- _TASK DESCRIPTION_
Skip the images and return the records below exactly.

==========

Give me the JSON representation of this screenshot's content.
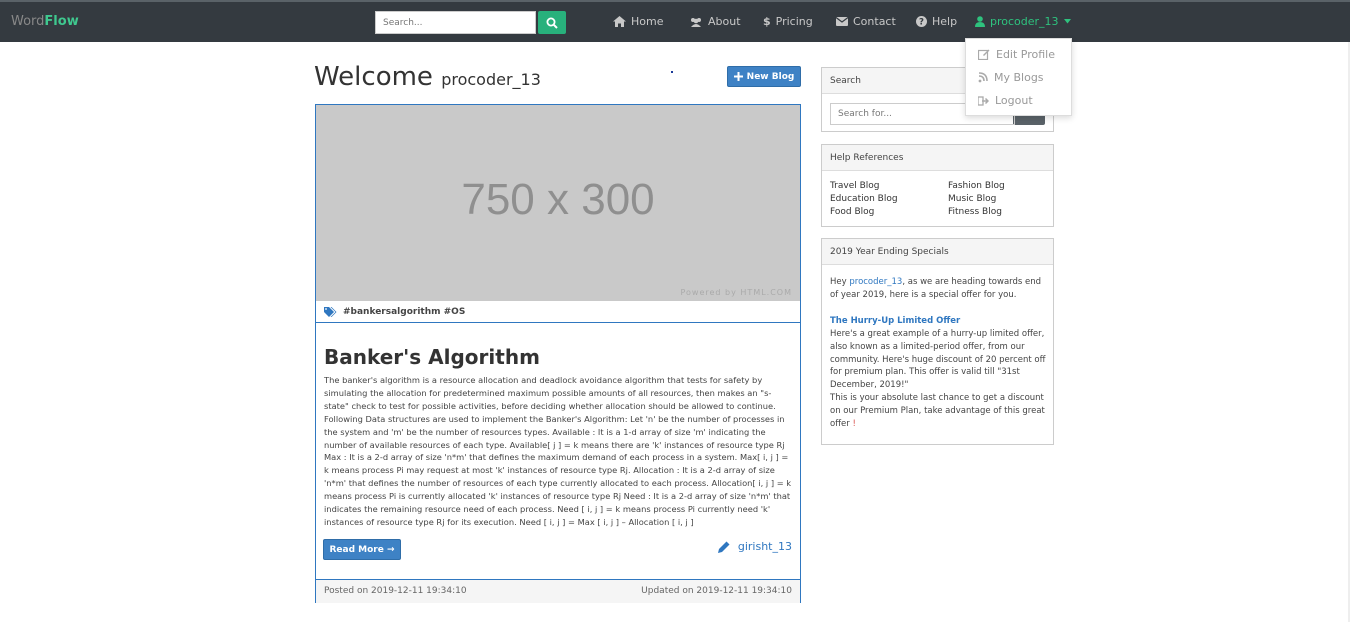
{
  "brand": {
    "word": "Word",
    "flow": "Flow"
  },
  "nav": {
    "search_placeholder": "Search...",
    "home": "Home",
    "about": "About",
    "pricing": "Pricing",
    "contact": "Contact",
    "help": "Help",
    "user": "procoder_13"
  },
  "dropdown": {
    "edit_profile": "Edit Profile",
    "my_blogs": "My Blogs",
    "logout": "Logout"
  },
  "welcome": {
    "title": "Welcome",
    "username": "procoder_13"
  },
  "new_blog_label": "New Blog",
  "post": {
    "image_text": "750 x 300",
    "image_credit": "Powered by HTML.COM",
    "tags": "#bankersalgorithm #OS",
    "title": "Banker's Algorithm",
    "body": "The banker's algorithm is a resource allocation and deadlock avoidance algorithm that tests for safety by simulating the allocation for predetermined maximum possible amounts of all resources, then makes an \"s-state\" check to test for possible activities, before deciding whether allocation should be allowed to continue. Following Data structures are used to implement the Banker's Algorithm: Let 'n' be the number of processes in the system and 'm' be the number of resources types. Available : It is a 1-d array of size 'm' indicating the number of available resources of each type. Available[ j ] = k means there are 'k' instances of resource type Rj Max : It is a 2-d array of size 'n*m' that defines the maximum demand of each process in a system. Max[ i, j ] = k means process Pi may request at most 'k' instances of resource type Rj. Allocation : It is a 2-d array of size 'n*m' that defines the number of resources of each type currently allocated to each process. Allocation[ i, j ] = k means process Pi is currently allocated 'k' instances of resource type Rj Need : It is a 2-d array of size 'n*m' that indicates the remaining resource need of each process. Need [ i, j ] = k means process Pi currently need 'k' instances of resource type Rj for its execution. Need [ i, j ] = Max [ i, j ] – Allocation [ i, j ]",
    "read_more": "Read More →",
    "author": "girisht_13",
    "posted": "Posted on 2019-12-11 19:34:10",
    "updated": "Updated on 2019-12-11 19:34:10"
  },
  "sidebar": {
    "search": {
      "title": "Search",
      "placeholder": "Search for...",
      "button": "Go!"
    },
    "help": {
      "title": "Help References",
      "links": [
        "Travel Blog",
        "Education Blog",
        "Food Blog",
        "Fashion Blog",
        "Music Blog",
        "Fitness Blog"
      ]
    },
    "special": {
      "title": "2019 Year Ending Specials",
      "hey": "Hey ",
      "user": "procoder_13",
      "intro": ", as we are heading towards end of year 2019, here is a special offer for you.",
      "offer_title": "The Hurry-Up Limited Offer",
      "offer_text": "Here's a great example of a hurry-up limited offer, also known as a limited-period offer, from our community. Here's huge discount of 20 percent off for premium plan. This offer is valid till \"31st December, 2019!\"",
      "last_chance": "This is your absolute last chance to get a discount on our Premium Plan, take advantage of this great offer ",
      "exclaim": "!"
    }
  },
  "colors": {
    "navbar": "#343a40",
    "accent_green": "#2ec27e",
    "primary_blue": "#3e82c5"
  }
}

==========

- _SOLVED PROBLEM_
Give me the JSON representation of this screenshot's content.
{
  "brand": {
    "word": "Word",
    "flow": "Flow"
  },
  "nav": {
    "search_placeholder": "Search...",
    "home": "Home",
    "about": "About",
    "pricing": "Pricing",
    "contact": "Contact",
    "help": "Help",
    "user": "procoder_13"
  },
  "dropdown": {
    "edit_profile": "Edit Profile",
    "my_blogs": "My Blogs",
    "logout": "Logout"
  },
  "welcome": {
    "title": "Welcome",
    "username": "procoder_13"
  },
  "new_blog_label": "New Blog",
  "post": {
    "image_text": "750 x 300",
    "image_credit": "Powered by HTML.COM",
    "tags": "#bankersalgorithm #OS",
    "title": "Banker's Algorithm",
    "body": "The banker's algorithm is a resource allocation and deadlock avoidance algorithm that tests for safety by simulating the allocation for predetermined maximum possible amounts of all resources, then makes an \"s-state\" check to test for possible activities, before deciding whether allocation should be allowed to continue. Following Data structures are used to implement the Banker's Algorithm: Let 'n' be the number of processes in the system and 'm' be the number of resources types. Available : It is a 1-d array of size 'm' indicating the number of available resources of each type. Available[ j ] = k means there are 'k' instances of resource type Rj Max : It is a 2-d array of size 'n*m' that defines the maximum demand of each process in a system. Max[ i, j ] = k means process Pi may request at most 'k' instances of resource type Rj. Allocation : It is a 2-d array of size 'n*m' that defines the number of resources of each type currently allocated to each process. Allocation[ i, j ] = k means process Pi is currently allocated 'k' instances of resource type Rj Need : It is a 2-d array of size 'n*m' that indicates the remaining resource need of each process. Need [ i, j ] = k means process Pi currently need 'k' instances of resource type Rj for its execution. Need [ i, j ] = Max [ i, j ] – Allocation [ i, j ]",
    "read_more": "Read More →",
    "author": "girisht_13",
    "posted": "Posted on 2019-12-11 19:34:10",
    "updated": "Updated on 2019-12-11 19:34:10"
  },
  "sidebar": {
    "search": {
      "title": "Search",
      "placeholder": "Search for...",
      "button": "Go!"
    },
    "help": {
      "title": "Help References",
      "links": [
        "Travel Blog",
        "Education Blog",
        "Food Blog",
        "Fashion Blog",
        "Music Blog",
        "Fitness Blog"
      ]
    },
    "special": {
      "title": "2019 Year Ending Specials",
      "hey": "Hey ",
      "user": "procoder_13",
      "intro": ", as we are heading towards end of year 2019, here is a special offer for you.",
      "offer_title": "The Hurry-Up Limited Offer",
      "offer_text": "Here's a great example of a hurry-up limited offer, also known as a limited-period offer, from our community. Here's huge discount of 20 percent off for premium plan. This offer is valid till \"31st December, 2019!\"",
      "last_chance": "This is your absolute last chance to get a discount on our Premium Plan, take advantage of this great offer ",
      "exclaim": "!"
    }
  },
  "colors": {
    "navbar": "#343a40",
    "accent_green": "#2ec27e",
    "primary_blue": "#3e82c5"
  }
}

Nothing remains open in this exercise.